> _DIRECTIVE_
Copy each line of the listing below exactly.

┏━━

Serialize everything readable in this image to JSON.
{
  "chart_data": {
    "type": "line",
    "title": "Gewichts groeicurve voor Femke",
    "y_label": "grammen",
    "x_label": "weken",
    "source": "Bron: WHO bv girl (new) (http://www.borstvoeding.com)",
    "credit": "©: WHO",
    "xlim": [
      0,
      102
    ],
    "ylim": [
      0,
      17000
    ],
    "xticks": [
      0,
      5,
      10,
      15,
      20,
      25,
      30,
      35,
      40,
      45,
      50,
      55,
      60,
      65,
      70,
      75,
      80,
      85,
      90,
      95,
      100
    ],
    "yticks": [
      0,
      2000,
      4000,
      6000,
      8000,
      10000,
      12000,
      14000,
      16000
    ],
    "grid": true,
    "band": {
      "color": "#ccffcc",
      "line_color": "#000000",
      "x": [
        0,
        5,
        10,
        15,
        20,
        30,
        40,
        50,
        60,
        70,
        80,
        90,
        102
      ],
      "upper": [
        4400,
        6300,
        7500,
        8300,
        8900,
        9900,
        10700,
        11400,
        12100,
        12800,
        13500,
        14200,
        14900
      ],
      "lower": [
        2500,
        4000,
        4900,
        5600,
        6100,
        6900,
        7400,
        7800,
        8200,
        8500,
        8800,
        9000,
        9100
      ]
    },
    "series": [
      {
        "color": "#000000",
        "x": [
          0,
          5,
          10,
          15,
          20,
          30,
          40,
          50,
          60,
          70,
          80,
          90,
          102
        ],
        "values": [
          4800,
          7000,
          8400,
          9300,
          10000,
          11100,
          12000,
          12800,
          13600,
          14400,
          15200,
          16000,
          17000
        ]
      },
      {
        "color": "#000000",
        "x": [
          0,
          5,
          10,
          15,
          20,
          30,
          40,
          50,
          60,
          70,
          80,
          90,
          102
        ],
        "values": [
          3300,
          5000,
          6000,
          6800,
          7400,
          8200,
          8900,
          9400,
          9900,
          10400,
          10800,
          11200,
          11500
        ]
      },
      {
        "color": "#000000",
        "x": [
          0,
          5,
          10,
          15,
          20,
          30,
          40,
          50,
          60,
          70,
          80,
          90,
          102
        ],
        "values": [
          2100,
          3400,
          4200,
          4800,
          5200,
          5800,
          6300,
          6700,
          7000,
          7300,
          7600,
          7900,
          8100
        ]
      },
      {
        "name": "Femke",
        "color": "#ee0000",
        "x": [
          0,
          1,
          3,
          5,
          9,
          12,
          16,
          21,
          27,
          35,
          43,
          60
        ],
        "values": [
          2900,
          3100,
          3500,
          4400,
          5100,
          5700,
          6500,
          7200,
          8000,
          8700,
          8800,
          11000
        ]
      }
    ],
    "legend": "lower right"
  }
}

┗━━

> _ANSWER TO THE PROBLEM_
Serialize everything readable in this image to JSON.
{
  "chart_data": {
    "type": "line",
    "title": "Gewichts groeicurve voor Femke",
    "y_label": "grammen",
    "x_label": "weken",
    "source": "Bron: WHO bv girl (new) (http://www.borstvoeding.com)",
    "credit": "©: WHO",
    "xlim": [
      0,
      102
    ],
    "ylim": [
      0,
      17000
    ],
    "xticks": [
      0,
      5,
      10,
      15,
      20,
      25,
      30,
      35,
      40,
      45,
      50,
      55,
      60,
      65,
      70,
      75,
      80,
      85,
      90,
      95,
      100
    ],
    "yticks": [
      0,
      2000,
      4000,
      6000,
      8000,
      10000,
      12000,
      14000,
      16000
    ],
    "grid": true,
    "band": {
      "color": "#ccffcc",
      "line_color": "#000000",
      "x": [
        0,
        5,
        10,
        15,
        20,
        30,
        40,
        50,
        60,
        70,
        80,
        90,
        102
      ],
      "upper": [
        4400,
        6300,
        7500,
        8300,
        8900,
        9900,
        10700,
        11400,
        12100,
        12800,
        13500,
        14200,
        14900
      ],
      "lower": [
        2500,
        4000,
        4900,
        5600,
        6100,
        6900,
        7400,
        7800,
        8200,
        8500,
        8800,
        9000,
        9100
      ]
    },
    "series": [
      {
        "color": "#000000",
        "x": [
          0,
          5,
          10,
          15,
          20,
          30,
          40,
          50,
          60,
          70,
          80,
          90,
          102
        ],
        "values": [
          4800,
          7000,
          8400,
          9300,
          10000,
          11100,
          12000,
          12800,
          13600,
          14400,
          15200,
          16000,
          17000
        ]
      },
      {
        "color": "#000000",
        "x": [
          0,
          5,
          10,
          15,
          20,
          30,
          40,
          50,
          60,
          70,
          80,
          90,
          102
        ],
        "values": [
          3300,
          5000,
          6000,
          6800,
          7400,
          8200,
          8900,
          9400,
          9900,
          10400,
          10800,
          11200,
          11500
        ]
      },
      {
        "color": "#000000",
        "x": [
          0,
          5,
          10,
          15,
          20,
          30,
          40,
          50,
          60,
          70,
          80,
          90,
          102
        ],
        "values": [
          2100,
          3400,
          4200,
          4800,
          5200,
          5800,
          6300,
          6700,
          7000,
          7300,
          7600,
          7900,
          8100
        ]
      },
      {
        "name": "Femke",
        "color": "#ee0000",
        "x": [
          0,
          1,
          3,
          5,
          9,
          12,
          16,
          21,
          27,
          35,
          43,
          60
        ],
        "values": [
          2900,
          3100,
          3500,
          4400,
          5100,
          5700,
          6500,
          7200,
          8000,
          8700,
          8800,
          11000
        ]
      }
    ],
    "legend": "lower right"
  }
}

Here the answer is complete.